Exercise
Examine the entries below, count the lines holding the string "system", and respond with the number only.

Begin Records for this task

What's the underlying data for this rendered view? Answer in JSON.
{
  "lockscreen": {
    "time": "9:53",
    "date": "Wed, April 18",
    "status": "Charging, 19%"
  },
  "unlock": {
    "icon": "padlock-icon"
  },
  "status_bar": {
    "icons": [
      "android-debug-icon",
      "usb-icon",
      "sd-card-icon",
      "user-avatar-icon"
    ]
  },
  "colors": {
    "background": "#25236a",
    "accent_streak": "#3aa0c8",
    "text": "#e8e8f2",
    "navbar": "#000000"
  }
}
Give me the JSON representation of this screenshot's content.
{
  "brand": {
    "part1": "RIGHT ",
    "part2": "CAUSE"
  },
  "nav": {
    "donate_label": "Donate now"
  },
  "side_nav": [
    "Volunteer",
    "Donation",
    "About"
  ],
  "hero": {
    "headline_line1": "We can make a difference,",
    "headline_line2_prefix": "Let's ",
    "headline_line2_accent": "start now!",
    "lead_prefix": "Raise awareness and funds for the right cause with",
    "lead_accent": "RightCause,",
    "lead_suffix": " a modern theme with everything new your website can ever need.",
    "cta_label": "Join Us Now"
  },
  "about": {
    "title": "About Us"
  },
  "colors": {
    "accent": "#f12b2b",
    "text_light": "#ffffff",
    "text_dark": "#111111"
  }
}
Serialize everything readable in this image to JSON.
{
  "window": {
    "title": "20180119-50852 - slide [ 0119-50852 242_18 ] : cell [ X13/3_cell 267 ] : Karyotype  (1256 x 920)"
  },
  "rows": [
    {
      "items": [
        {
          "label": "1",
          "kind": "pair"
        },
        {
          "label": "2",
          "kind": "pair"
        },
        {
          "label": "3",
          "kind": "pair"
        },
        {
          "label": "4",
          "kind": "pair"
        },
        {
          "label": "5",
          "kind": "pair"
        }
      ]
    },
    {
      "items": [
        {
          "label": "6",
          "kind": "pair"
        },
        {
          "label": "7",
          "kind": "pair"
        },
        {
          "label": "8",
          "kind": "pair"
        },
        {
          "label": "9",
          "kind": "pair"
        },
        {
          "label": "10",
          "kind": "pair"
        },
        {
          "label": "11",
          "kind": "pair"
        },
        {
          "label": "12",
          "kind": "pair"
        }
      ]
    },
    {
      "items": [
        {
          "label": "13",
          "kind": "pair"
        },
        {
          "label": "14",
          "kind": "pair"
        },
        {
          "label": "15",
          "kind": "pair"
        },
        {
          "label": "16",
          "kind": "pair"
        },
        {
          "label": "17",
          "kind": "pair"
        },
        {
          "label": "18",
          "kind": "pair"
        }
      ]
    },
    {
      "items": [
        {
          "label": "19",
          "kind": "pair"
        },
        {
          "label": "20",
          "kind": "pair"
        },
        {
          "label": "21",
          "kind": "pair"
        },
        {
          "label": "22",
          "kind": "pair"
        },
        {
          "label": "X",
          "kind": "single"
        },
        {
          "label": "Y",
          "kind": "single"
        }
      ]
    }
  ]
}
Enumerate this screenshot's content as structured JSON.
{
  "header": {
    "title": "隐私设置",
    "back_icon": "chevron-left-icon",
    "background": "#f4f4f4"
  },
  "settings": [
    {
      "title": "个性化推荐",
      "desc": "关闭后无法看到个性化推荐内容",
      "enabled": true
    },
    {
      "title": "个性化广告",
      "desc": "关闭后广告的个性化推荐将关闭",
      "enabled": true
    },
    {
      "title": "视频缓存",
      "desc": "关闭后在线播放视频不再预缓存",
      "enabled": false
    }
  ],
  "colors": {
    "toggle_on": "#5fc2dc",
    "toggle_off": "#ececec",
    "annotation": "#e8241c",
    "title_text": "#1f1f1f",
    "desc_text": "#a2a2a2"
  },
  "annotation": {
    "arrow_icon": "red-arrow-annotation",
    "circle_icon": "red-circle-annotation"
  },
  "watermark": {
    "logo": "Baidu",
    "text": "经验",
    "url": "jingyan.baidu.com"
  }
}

End Records for this task
Begin Records for this task

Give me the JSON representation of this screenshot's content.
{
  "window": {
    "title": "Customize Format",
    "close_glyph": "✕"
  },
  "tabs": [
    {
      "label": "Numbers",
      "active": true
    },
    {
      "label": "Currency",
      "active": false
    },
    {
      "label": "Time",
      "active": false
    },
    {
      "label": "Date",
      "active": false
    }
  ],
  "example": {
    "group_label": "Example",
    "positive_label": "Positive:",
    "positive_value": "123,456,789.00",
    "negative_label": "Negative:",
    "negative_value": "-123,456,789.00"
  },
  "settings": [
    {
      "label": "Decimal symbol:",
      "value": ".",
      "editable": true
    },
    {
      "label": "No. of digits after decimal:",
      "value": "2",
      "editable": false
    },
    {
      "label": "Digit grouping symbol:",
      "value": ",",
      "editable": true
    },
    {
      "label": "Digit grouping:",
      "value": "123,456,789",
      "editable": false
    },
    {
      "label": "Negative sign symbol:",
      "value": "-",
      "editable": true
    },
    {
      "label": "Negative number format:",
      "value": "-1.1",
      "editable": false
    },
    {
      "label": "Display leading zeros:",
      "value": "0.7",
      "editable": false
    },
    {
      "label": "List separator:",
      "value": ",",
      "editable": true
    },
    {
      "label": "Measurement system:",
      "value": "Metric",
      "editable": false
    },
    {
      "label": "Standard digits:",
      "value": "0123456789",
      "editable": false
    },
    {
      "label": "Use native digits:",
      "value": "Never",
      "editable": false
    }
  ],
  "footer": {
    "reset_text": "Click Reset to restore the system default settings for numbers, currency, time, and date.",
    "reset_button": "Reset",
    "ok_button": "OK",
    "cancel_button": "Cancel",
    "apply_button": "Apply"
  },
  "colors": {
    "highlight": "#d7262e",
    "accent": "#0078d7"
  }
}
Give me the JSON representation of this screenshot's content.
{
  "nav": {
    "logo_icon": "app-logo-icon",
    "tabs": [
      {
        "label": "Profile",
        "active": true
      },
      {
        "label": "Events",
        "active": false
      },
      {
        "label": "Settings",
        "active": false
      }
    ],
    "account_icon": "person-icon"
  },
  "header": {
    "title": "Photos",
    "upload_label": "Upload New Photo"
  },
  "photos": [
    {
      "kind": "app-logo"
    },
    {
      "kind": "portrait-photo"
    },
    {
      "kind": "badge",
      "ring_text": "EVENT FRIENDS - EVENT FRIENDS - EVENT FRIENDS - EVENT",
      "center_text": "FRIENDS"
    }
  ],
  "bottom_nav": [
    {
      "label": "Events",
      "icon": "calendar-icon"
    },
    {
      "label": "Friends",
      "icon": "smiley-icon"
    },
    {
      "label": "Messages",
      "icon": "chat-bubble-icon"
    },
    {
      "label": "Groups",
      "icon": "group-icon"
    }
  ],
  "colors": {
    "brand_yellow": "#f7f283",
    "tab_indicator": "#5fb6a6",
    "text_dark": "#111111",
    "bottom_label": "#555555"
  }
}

End Records for this task
Begin Records for this task

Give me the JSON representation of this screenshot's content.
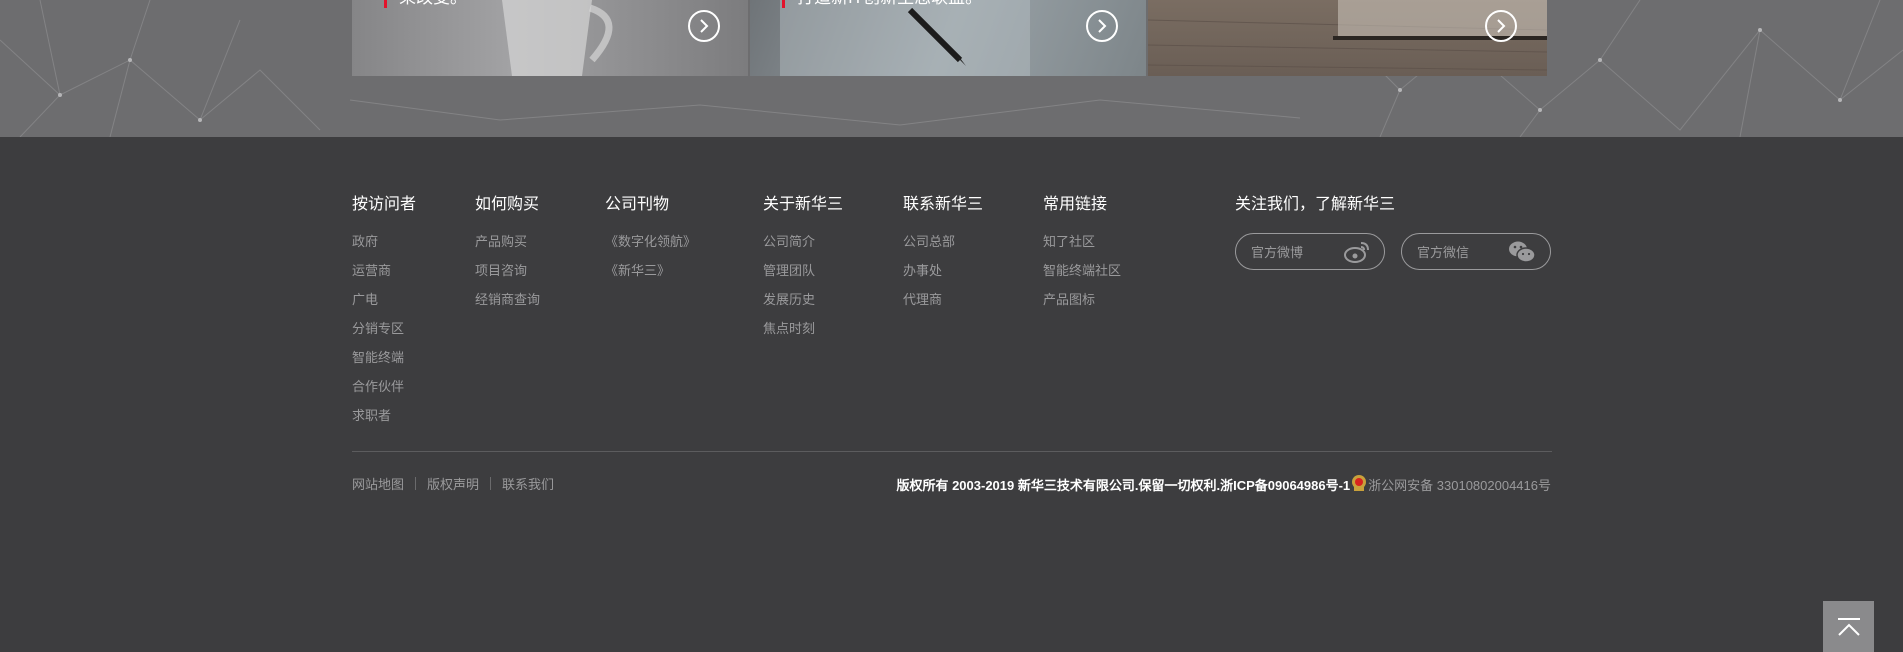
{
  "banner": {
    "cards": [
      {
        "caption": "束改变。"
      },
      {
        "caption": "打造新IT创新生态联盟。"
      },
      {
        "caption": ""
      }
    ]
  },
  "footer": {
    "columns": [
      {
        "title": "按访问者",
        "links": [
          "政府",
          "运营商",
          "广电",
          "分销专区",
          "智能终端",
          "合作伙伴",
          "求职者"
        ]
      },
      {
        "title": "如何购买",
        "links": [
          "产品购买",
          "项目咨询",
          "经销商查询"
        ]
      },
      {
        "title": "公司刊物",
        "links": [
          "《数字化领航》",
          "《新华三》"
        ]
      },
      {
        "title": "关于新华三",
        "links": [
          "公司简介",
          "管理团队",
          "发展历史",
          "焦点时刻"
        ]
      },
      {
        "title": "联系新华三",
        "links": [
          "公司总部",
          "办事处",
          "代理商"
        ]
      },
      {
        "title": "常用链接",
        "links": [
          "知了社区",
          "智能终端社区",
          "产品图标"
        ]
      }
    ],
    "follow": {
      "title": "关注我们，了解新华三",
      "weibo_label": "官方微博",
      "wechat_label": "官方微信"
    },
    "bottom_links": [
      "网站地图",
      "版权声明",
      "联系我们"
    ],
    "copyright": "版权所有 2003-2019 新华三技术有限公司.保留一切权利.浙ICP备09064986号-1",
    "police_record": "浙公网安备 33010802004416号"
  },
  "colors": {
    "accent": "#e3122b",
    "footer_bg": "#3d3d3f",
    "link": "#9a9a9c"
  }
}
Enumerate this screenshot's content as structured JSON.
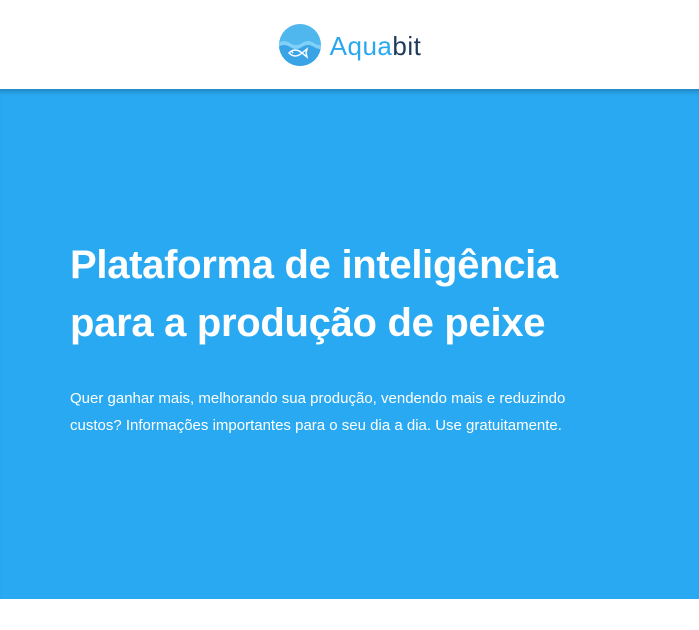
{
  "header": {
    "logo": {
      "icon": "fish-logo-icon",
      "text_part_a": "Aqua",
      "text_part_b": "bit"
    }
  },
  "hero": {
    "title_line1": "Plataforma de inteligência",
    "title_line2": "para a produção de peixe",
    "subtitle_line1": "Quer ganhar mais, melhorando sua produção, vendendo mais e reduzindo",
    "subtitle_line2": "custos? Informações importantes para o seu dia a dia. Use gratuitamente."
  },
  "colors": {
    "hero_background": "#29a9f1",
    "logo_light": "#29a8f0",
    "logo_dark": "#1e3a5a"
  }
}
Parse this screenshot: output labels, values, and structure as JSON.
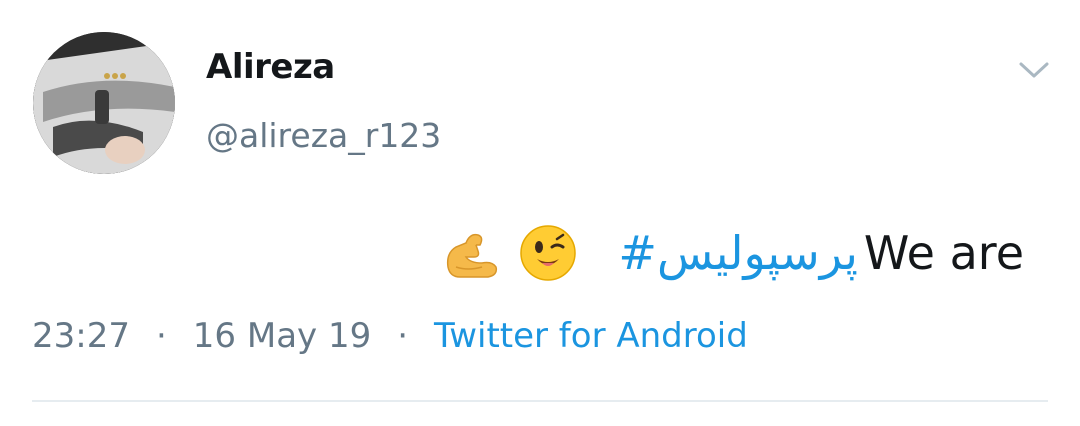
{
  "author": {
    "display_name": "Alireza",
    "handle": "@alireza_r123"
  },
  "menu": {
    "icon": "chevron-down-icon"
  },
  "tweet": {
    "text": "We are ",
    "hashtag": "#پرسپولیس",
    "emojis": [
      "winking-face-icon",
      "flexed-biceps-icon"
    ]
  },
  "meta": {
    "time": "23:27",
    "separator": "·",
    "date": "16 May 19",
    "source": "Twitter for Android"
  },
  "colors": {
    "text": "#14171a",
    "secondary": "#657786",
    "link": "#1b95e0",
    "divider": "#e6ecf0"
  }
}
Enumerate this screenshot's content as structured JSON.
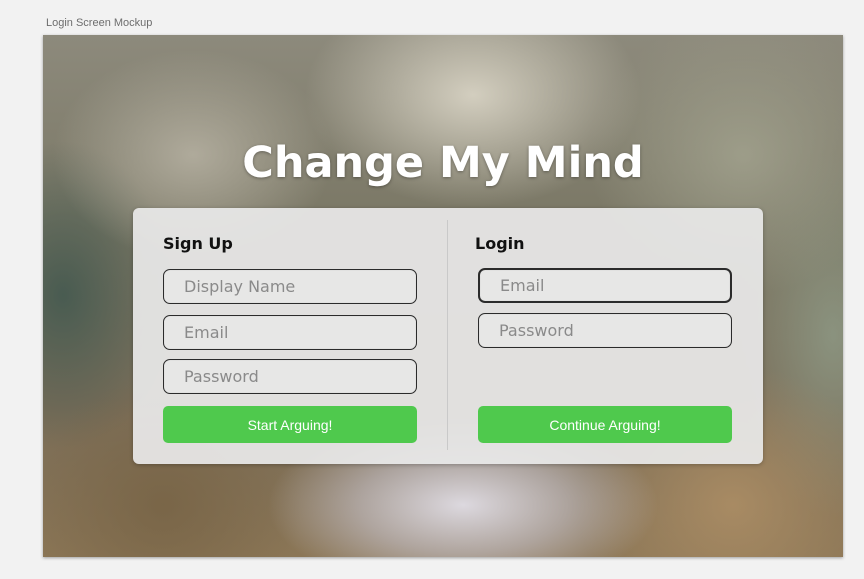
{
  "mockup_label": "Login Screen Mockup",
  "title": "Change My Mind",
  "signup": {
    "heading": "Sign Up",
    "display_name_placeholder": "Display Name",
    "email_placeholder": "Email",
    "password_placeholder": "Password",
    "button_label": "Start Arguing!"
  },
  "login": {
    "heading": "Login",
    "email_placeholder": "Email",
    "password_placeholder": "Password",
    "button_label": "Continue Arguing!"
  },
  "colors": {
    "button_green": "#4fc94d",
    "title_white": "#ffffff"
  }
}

End Records for this task

Task output
2